* START MATERIALS PROVIDED *

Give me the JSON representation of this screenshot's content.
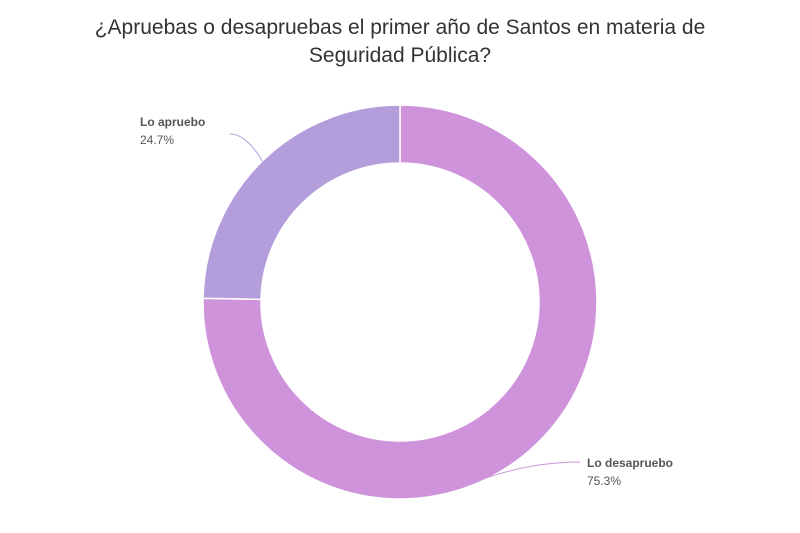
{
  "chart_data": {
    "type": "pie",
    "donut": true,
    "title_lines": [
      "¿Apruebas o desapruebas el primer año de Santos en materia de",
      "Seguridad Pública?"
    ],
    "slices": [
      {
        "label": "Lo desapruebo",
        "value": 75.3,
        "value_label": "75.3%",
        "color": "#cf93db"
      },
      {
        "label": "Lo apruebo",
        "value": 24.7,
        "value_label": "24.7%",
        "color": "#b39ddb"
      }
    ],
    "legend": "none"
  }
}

* END MATERIALS PROVIDED *

» EXERCISE DETAILS:
Copy all the records above exactly, but leave out the pictures.

» TASK ANSWER:
Give me the JSON representation of this screenshot's content.
{
  "chart_data": {
    "type": "pie",
    "donut": true,
    "title_lines": [
      "¿Apruebas o desapruebas el primer año de Santos en materia de",
      "Seguridad Pública?"
    ],
    "slices": [
      {
        "label": "Lo desapruebo",
        "value": 75.3,
        "value_label": "75.3%",
        "color": "#cf93db"
      },
      {
        "label": "Lo apruebo",
        "value": 24.7,
        "value_label": "24.7%",
        "color": "#b39ddb"
      }
    ],
    "legend": "none"
  }
}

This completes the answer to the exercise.